#  > TEST FORUM >  > Forum om te testen >  >  Balans luidsprekers

## kris68

Hallo, ik heb me enkele maanden geleden een tweedehands luidsprekerset (mp-audio / focal) en versterker (wave) aangeschaft met de bedoeling enkele vriendenfeestjes mee te doen. Onlangs merkte ik dat de balans niet goed was. Links was geluidsterkte beduidend (de helft) minder dan rechts. Na verwisselen van kabels omgekeerd, dus aan de luidsprekers ligt het niet. Ik heb er ook een EQ tussenstaan. De OUT van het mengpaneel gaat naar de IN van de EQ en de OUT van de EQ gaat naar de IN van versterker. Het geluid klonk uiteraard belabberd. Weet er iemand wat er fout kan zijn?

============

# Op te lossen problemen:
• A. Leg in één tot drie zinnen uit waarom de schrijver van het forumbericht over de luidsprekerbalans concludeert dat het probleem niet bij de luidsprekers ligt.
• B. Schrijf alsjeblieft een vervolg op het forumbericht over de luidsprekerbalans, te beginnen na de laatste zin ervan.

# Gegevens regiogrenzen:
============

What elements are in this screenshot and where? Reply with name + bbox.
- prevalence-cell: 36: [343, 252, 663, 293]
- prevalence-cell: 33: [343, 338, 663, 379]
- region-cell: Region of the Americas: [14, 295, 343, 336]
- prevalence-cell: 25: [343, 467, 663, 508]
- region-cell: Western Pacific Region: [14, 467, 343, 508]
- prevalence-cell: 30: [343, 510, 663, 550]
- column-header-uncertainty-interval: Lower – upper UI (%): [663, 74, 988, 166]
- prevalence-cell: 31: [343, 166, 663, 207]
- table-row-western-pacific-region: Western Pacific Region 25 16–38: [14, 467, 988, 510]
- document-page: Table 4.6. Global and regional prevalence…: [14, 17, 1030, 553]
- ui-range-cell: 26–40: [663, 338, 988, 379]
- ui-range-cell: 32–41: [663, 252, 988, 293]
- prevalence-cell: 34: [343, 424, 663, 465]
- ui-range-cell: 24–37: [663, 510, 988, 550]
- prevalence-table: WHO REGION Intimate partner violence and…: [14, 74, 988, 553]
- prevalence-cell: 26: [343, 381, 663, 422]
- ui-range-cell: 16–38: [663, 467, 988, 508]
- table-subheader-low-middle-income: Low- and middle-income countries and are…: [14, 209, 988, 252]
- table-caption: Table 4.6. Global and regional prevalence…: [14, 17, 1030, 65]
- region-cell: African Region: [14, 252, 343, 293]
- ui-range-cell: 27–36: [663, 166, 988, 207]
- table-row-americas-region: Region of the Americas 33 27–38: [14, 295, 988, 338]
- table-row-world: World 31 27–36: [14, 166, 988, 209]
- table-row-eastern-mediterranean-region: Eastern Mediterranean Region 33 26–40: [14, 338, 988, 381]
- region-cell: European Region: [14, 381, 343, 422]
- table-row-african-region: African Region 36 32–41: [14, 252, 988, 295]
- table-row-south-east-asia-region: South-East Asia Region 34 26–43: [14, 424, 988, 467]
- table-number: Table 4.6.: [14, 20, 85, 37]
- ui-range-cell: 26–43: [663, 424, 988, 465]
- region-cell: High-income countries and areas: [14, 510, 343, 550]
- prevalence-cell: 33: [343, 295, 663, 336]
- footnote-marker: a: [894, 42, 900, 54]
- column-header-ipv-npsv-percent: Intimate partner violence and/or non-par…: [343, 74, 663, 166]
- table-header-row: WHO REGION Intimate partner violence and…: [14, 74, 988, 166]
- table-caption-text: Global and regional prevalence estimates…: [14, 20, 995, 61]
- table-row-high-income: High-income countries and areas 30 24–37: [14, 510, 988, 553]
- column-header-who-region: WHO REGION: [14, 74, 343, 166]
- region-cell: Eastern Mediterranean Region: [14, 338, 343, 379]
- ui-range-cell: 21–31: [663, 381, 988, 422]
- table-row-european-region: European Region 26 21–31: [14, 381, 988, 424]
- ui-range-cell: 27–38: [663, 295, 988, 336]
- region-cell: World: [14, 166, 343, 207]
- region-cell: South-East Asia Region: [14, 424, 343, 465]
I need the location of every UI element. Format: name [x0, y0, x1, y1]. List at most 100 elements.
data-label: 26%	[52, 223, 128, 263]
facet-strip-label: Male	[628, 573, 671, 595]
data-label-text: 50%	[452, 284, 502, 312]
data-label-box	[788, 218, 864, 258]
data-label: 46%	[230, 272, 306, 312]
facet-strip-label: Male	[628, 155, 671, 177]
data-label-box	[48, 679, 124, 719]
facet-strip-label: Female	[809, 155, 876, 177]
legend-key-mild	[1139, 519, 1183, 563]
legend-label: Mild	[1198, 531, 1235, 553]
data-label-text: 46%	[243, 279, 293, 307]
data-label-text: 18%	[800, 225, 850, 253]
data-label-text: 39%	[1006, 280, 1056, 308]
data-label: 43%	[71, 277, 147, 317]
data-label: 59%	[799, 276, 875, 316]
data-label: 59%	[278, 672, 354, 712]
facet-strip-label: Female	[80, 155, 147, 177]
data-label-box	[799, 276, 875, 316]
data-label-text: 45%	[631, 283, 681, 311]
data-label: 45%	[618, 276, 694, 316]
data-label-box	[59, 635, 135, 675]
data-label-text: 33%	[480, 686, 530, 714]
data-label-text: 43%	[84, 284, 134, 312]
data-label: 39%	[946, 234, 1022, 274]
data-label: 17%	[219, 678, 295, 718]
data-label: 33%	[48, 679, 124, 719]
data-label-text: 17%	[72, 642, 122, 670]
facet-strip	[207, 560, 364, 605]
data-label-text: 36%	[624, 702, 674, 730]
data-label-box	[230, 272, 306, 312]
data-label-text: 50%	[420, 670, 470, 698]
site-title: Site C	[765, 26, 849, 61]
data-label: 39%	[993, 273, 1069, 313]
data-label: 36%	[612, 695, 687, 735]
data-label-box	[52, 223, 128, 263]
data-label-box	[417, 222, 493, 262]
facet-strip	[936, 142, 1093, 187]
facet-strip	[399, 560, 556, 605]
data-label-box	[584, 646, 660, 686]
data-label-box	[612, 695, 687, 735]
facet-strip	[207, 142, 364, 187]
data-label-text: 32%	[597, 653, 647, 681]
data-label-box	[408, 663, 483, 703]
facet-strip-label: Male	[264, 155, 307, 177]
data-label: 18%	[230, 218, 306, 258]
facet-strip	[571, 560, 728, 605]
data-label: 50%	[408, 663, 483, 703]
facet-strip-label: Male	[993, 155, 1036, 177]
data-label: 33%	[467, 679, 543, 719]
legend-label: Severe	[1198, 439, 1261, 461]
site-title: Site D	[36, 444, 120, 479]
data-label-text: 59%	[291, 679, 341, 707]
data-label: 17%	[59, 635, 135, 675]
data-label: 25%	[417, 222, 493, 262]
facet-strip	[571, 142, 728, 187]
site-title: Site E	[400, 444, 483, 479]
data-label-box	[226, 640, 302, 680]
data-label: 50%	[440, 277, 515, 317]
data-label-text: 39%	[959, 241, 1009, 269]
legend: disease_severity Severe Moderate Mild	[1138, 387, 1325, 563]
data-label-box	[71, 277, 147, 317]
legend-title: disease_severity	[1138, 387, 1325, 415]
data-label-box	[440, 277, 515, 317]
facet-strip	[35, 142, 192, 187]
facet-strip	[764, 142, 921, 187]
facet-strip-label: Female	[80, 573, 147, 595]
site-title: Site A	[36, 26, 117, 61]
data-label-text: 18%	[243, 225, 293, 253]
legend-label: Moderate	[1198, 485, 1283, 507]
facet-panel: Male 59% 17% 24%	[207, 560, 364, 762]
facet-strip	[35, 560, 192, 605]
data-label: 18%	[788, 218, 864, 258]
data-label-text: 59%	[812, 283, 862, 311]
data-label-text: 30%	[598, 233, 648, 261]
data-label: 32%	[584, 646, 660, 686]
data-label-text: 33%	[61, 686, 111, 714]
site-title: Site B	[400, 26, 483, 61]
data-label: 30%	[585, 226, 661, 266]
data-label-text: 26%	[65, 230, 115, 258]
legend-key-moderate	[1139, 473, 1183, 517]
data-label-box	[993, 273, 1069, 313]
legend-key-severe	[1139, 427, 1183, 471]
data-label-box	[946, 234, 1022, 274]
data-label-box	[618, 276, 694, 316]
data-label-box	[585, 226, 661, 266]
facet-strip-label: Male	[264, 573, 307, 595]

============

# Resultaten opdrachten:
• A. Toen de schrijver de kabels verwisselde, was de onbalans omgekeerd. Daaruit leidt de schrijver af dat het niet aan de luidsprekers ligt.

• B.
Oh ja, ik ben een fan van dit forum en zie dat hier veel professionele mensen op aanwezig zijn. Voor alle duidelijkheid, ik ben dat absoluut niet  :Frown:  en zou graag wat opsteken van de echte kenners.
Vriendelijke groeten.

----------


## Shock

Probeer het eens zonder de EQ ertussen, dus mengpaneel op versterker. Dan kan het aan de EQ liggen en anders ligt het aan de versterker, die is dan waarschijnlijk kapot.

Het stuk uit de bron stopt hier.